[Collected data]
━━━━━━━━━━━━━━━━━━━━

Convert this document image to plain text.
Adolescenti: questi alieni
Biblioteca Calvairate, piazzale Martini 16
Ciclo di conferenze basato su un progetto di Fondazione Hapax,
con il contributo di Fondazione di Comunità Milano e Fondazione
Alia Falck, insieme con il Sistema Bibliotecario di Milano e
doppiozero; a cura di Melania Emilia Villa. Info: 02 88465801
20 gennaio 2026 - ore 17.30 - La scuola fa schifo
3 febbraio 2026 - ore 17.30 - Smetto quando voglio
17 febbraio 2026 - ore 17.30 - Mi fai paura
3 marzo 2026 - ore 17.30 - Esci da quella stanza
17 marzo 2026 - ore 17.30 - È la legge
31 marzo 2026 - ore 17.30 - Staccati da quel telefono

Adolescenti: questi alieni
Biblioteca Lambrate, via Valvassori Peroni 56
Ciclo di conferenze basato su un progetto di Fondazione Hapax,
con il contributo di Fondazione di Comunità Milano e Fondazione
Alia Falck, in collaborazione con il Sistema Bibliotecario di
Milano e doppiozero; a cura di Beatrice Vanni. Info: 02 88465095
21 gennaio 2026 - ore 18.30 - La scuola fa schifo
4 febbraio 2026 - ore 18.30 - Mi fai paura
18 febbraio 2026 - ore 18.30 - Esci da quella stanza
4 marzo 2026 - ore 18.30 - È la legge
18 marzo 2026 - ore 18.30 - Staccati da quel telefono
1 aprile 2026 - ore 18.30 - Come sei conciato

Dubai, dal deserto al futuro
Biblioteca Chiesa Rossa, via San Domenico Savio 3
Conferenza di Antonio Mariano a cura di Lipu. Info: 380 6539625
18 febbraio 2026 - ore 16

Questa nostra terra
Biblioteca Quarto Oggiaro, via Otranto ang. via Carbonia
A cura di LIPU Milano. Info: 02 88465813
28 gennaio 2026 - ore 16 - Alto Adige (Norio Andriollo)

━━━━━━━━━━━━━━━━━━━━

#### GIVEN INSTRUCTION
What is the number of lines in the listing that contain the string "Esci"? Reply with that number alone.

#### REPLY TO THE EXERCISE
2